=== Set exercise ===
Copy out every line that contains "Décès".

=== Supplied information ===
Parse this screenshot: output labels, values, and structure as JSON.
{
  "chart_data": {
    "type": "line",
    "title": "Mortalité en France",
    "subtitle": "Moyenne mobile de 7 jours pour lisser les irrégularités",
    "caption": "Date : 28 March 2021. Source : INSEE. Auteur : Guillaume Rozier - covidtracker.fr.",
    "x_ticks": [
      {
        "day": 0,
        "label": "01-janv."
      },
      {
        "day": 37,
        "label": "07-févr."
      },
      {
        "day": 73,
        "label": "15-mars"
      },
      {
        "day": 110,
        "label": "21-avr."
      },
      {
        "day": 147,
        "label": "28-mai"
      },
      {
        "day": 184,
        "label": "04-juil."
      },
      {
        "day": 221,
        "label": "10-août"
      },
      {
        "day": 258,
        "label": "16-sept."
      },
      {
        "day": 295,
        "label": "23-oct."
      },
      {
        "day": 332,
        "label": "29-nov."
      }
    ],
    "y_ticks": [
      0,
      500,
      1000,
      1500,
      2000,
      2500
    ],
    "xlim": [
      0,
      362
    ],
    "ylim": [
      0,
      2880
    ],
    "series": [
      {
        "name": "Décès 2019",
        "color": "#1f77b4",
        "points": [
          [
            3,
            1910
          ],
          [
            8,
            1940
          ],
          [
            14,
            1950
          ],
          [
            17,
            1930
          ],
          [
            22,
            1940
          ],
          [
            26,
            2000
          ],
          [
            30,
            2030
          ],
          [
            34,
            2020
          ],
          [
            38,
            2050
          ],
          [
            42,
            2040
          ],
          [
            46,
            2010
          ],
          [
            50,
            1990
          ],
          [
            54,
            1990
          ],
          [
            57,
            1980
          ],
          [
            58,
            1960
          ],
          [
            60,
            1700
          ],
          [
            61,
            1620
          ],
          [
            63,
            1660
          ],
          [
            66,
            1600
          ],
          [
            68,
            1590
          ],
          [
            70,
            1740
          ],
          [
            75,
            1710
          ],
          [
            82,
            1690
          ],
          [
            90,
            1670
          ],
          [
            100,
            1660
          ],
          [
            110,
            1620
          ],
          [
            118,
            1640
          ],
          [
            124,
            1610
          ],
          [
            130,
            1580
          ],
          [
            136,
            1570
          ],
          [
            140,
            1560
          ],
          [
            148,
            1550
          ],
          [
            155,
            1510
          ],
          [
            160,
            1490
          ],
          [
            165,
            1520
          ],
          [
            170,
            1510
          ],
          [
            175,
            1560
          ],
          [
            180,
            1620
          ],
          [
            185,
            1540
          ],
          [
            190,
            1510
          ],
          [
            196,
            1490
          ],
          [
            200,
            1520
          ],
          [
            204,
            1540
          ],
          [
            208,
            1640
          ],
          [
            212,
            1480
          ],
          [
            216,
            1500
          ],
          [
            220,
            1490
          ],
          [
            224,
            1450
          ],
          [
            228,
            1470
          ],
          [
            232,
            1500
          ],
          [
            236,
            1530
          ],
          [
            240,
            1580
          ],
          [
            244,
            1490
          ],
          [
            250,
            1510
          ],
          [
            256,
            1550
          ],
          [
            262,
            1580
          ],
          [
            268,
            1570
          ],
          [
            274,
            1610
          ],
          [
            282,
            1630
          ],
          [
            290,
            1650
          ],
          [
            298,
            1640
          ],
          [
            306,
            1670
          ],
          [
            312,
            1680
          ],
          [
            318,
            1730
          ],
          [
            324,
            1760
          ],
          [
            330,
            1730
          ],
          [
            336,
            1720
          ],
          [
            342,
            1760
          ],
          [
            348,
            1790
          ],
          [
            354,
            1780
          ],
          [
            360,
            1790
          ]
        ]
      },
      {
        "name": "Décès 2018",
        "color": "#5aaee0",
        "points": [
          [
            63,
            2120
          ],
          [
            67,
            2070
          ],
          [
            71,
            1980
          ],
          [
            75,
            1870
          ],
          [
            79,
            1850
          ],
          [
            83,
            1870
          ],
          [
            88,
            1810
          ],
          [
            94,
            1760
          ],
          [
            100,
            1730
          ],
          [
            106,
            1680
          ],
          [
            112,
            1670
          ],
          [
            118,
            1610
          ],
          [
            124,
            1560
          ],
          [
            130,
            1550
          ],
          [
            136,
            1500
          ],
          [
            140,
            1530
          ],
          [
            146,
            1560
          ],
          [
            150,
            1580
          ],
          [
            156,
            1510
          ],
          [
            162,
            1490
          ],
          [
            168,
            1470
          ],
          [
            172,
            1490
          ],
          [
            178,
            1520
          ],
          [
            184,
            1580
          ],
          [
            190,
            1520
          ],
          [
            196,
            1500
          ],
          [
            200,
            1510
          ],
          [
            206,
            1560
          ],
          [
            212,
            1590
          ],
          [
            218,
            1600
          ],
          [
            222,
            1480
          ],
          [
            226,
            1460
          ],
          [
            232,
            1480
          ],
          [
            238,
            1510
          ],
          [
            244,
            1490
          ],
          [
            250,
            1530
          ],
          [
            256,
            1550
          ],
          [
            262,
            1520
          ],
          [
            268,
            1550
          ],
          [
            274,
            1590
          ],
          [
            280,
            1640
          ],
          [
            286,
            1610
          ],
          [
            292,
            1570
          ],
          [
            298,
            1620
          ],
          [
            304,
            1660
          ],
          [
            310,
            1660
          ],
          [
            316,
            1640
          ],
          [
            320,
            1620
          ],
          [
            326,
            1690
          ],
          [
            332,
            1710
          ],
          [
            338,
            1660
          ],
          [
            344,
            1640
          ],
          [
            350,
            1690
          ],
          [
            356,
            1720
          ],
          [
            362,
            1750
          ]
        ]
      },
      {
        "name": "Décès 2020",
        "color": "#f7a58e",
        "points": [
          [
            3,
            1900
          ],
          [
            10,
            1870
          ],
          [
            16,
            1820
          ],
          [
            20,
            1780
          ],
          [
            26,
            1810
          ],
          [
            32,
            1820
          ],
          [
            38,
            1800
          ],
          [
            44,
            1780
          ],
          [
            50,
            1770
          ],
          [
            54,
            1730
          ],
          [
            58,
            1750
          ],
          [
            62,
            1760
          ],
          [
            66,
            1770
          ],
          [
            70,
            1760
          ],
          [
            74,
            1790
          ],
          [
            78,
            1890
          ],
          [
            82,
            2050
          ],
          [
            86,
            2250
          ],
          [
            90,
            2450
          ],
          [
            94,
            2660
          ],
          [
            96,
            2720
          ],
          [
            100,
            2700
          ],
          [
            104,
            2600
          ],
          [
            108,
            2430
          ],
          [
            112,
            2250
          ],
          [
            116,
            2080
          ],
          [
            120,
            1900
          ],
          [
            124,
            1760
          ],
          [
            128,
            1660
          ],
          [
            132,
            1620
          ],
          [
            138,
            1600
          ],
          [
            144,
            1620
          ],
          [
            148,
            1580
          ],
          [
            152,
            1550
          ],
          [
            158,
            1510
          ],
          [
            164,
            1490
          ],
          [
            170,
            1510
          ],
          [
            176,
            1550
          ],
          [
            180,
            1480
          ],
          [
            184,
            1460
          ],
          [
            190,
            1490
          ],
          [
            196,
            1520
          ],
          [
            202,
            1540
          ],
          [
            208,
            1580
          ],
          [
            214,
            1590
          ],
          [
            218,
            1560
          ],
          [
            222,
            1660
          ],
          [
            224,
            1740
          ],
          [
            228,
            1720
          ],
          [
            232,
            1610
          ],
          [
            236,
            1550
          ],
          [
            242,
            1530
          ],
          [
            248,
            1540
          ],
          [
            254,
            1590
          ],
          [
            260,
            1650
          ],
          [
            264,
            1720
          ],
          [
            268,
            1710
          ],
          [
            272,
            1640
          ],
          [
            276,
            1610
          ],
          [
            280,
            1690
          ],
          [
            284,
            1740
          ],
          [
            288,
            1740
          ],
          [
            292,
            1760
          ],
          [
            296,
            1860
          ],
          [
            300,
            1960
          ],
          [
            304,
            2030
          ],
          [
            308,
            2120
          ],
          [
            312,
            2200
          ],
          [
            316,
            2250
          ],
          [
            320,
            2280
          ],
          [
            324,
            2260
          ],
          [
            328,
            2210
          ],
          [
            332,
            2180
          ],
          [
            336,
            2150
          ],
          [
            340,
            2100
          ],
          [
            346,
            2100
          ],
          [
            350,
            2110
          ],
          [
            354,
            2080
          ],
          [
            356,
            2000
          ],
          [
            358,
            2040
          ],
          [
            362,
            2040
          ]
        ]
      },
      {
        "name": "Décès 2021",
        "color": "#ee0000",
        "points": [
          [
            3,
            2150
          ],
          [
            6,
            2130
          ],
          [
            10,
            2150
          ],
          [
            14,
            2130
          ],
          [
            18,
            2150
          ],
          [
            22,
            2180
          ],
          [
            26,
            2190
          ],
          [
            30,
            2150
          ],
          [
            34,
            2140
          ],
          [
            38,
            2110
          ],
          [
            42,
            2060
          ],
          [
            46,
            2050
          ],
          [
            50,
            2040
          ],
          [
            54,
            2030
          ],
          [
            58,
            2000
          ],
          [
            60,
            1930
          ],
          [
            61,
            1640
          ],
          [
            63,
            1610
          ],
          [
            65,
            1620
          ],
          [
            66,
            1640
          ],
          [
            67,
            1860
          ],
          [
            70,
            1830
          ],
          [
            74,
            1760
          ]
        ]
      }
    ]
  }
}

=== Completed task ===
        "name": "Décès 2019",
        "name": "Décès 2018",
        "name": "Décès 2020",
        "name": "Décès 2021",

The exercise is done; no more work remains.